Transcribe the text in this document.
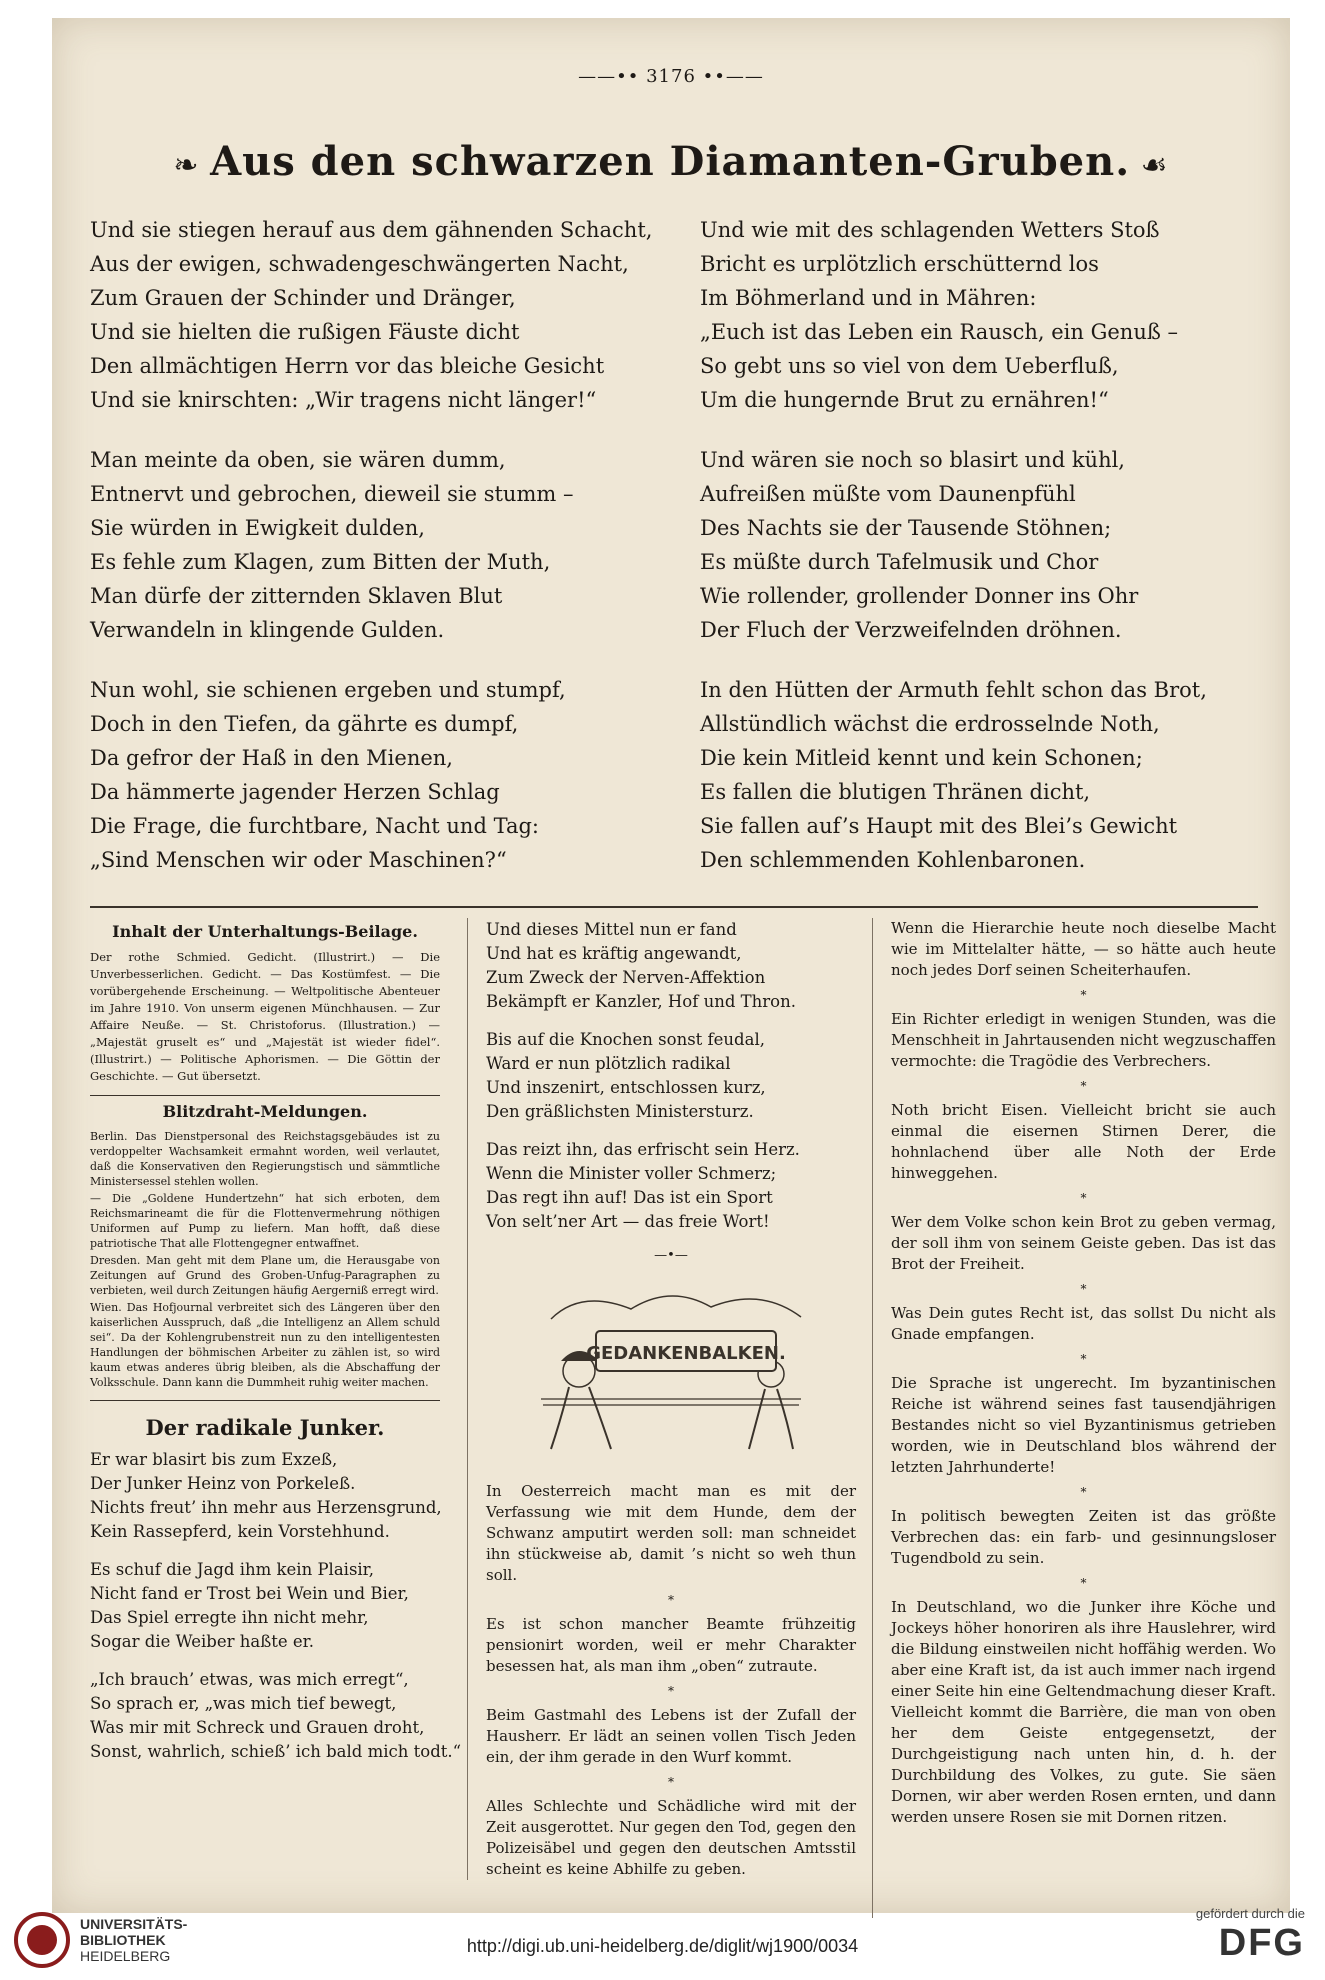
——•• 3176 ••——
❧ Aus den schwarzen Diamanten-Gruben. ☙
Und sie stiegen herauf aus dem gähnenden Schacht,
Aus der ewigen, schwadengeschwängerten Nacht,
Zum Grauen der Schinder und Dränger,
Und sie hielten die rußigen Fäuste dicht
Den allmächtigen Herrn vor das bleiche Gesicht
Und sie knirschten: „Wir tragens nicht länger!“
Man meinte da oben, sie wären dumm,
Entnervt und gebrochen, dieweil sie stumm –
Sie würden in Ewigkeit dulden,
Es fehle zum Klagen, zum Bitten der Muth,
Man dürfe der zitternden Sklaven Blut
Verwandeln in klingende Gulden.
Nun wohl, sie schienen ergeben und stumpf,
Doch in den Tiefen, da gährte es dumpf,
Da gefror der Haß in den Mienen,
Da hämmerte jagender Herzen Schlag
Die Frage, die furchtbare, Nacht und Tag:
„Sind Menschen wir oder Maschinen?“
Und wie mit des schlagenden Wetters Stoß
Bricht es urplötzlich erschütternd los
Im Böhmerland und in Mähren:
„Euch ist das Leben ein Rausch, ein Genuß –
So gebt uns so viel von dem Ueberfluß,
Um die hungernde Brut zu ernähren!“
Und wären sie noch so blasirt und kühl,
Aufreißen müßte vom Daunenpfühl
Des Nachts sie der Tausende Stöhnen;
Es müßte durch Tafelmusik und Chor
Wie rollender, grollender Donner ins Ohr
Der Fluch der Verzweifelnden dröhnen.
In den Hütten der Armuth fehlt schon das Brot,
Allstündlich wächst die erdrosselnde Noth,
Die kein Mitleid kennt und kein Schonen;
Es fallen die blutigen Thränen dicht,
Sie fallen auf’s Haupt mit des Blei’s Gewicht
Den schlemmenden Kohlenbaronen.
Inhalt der Unterhaltungs-Beilage.
Der rothe Schmied. Gedicht. (Illustrirt.) — Die Unverbesserlichen. Gedicht. — Das Kostümfest. — Die vorübergehende Erscheinung. — Weltpolitische Abenteuer im Jahre 1910. Von unserm eigenen Münchhausen. — Zur Affaire Neuße. — St. Christoforus. (Illustration.) — „Majestät gruselt es“ und „Majestät ist wieder fidel“. (Illustrirt.) — Politische Aphorismen. — Die Göttin der Geschichte. — Gut übersetzt.
Blitzdraht-Meldungen.

Berlin. Das Dienstpersonal des Reichstagsgebäudes ist zu verdoppelter Wachsamkeit ermahnt worden, weil verlautet, daß die Konservativen den Regierungstisch und sämmtliche Ministersessel stehlen wollen.

— Die „Goldene Hundertzehn“ hat sich erboten, dem Reichsmarineamt die für die Flottenvermehrung nöthigen Uniformen auf Pump zu liefern. Man hofft, daß diese patriotische That alle Flottengegner entwaffnet.

Dresden. Man geht mit dem Plane um, die Herausgabe von Zeitungen auf Grund des Groben-Unfug-Paragraphen zu verbieten, weil durch Zeitungen häufig Aergerniß erregt wird.

Wien. Das Hofjournal verbreitet sich des Längeren über den kaiserlichen Ausspruch, daß „die Intelligenz an Allem schuld sei“. Da der Kohlengrubenstreit nun zu den intelligentesten Handlungen der böhmischen Arbeiter zu zählen ist, so wird kaum etwas anderes übrig bleiben, als die Abschaffung der Volksschule. Dann kann die Dummheit ruhig weiter machen.

Der radikale Junker.
Er war blasirt bis zum Exzeß,
Der Junker Heinz von Porkeleß.
Nichts freut’ ihn mehr aus Herzensgrund,
Kein Rassepferd, kein Vorstehhund.
Es schuf die Jagd ihm kein Plaisir,
Nicht fand er Trost bei Wein und Bier,
Das Spiel erregte ihn nicht mehr,
Sogar die Weiber haßte er.
„Ich brauch’ etwas, was mich erregt“,
So sprach er, „was mich tief bewegt,
Was mir mit Schreck und Grauen droht,
Sonst, wahrlich, schieß’ ich bald mich todt.“
Und dieses Mittel nun er fand
Und hat es kräftig angewandt,
Zum Zweck der Nerven-Affektion
Bekämpft er Kanzler, Hof und Thron.
Bis auf die Knochen sonst feudal,
Ward er nun plötzlich radikal
Und inszenirt, entschlossen kurz,
Den gräßlichsten Ministersturz.
Das reizt ihn, das erfrischt sein Herz.
Wenn die Minister voller Schmerz;
Das regt ihn auf! Das ist ein Sport
Von selt’ner Art — das freie Wort!
—•—
GEDANKENBALKEN.

In Oesterreich macht man es mit der Verfassung wie mit dem Hunde, dem der Schwanz amputirt werden soll: man schneidet ihn stückweise ab, damit ’s nicht so weh thun soll.

*

Es ist schon mancher Beamte frühzeitig pensionirt worden, weil er mehr Charakter besessen hat, als man ihm „oben“ zutraute.

*

Beim Gastmahl des Lebens ist der Zufall der Hausherr. Er lädt an seinen vollen Tisch Jeden ein, der ihm gerade in den Wurf kommt.

*

Alles Schlechte und Schädliche wird mit der Zeit ausgerottet. Nur gegen den Tod, gegen den Polizeisäbel und gegen den deutschen Amtsstil scheint es keine Abhilfe zu geben.

Wenn die Hierarchie heute noch dieselbe Macht wie im Mittelalter hätte, — so hätte auch heute noch jedes Dorf seinen Scheiterhaufen.

*

Ein Richter erledigt in wenigen Stunden, was die Menschheit in Jahrtausenden nicht wegzuschaffen vermochte: die Tragödie des Verbrechers.

*

Noth bricht Eisen. Vielleicht bricht sie auch einmal die eisernen Stirnen Derer, die hohnlachend über alle Noth der Erde hinweggehen.

*

Wer dem Volke schon kein Brot zu geben vermag, der soll ihm von seinem Geiste geben. Das ist das Brot der Freiheit.

*

Was Dein gutes Recht ist, das sollst Du nicht als Gnade empfangen.

*

Die Sprache ist ungerecht. Im byzantinischen Reiche ist während seines fast tausendjährigen Bestandes nicht so viel Byzantinismus getrieben worden, wie in Deutschland blos während der letzten Jahrhunderte!

*

In politisch bewegten Zeiten ist das größte Verbrechen das: ein farb- und gesinnungsloser Tugendbold zu sein.

*

In Deutschland, wo die Junker ihre Köche und Jockeys höher honoriren als ihre Hauslehrer, wird die Bildung einstweilen nicht hoffähig werden. Wo aber eine Kraft ist, da ist auch immer nach irgend einer Seite hin eine Geltendmachung dieser Kraft. Vielleicht kommt die Barrière, die man von oben her dem Geiste entgegensetzt, der Durchgeistigung nach unten hin, d. h. der Durchbildung des Volkes, zu gute. Sie säen Dornen, wir aber werden Rosen ernten, und dann werden unsere Rosen sie mit Dornen ritzen.

UNIVERSITÄTS-
BIBLIOTHEK
HEIDELBERG	http://digi.ub.uni-heidelberg.de/diglit/wj1900/0034
gefördert durch die
DFG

__________

Look through the entries and find each line that has the string "Junker". Copy those lines.

Der radikale Junker.
Der Junker Heinz von Porkeleß.
In Deutschland, wo die Junker ihre Köche und Jockeys höher honoriren als ihre Hauslehrer, wird die Bildung einstweilen nicht hoffähig werden. Wo aber eine Kraft ist, da ist auch immer nach irgend einer Seite hin eine Geltendmachung dieser Kraft. Vielleicht kommt die Barrière, die man von oben her dem Geiste entgegensetzt, der Durchgeistigung nach unten hin, d. h. der Durchbildung des Volkes, zu gute. Sie säen Dornen, wir aber werden Rosen ernten, und dann werden unsere Rosen sie mit Dornen ritzen.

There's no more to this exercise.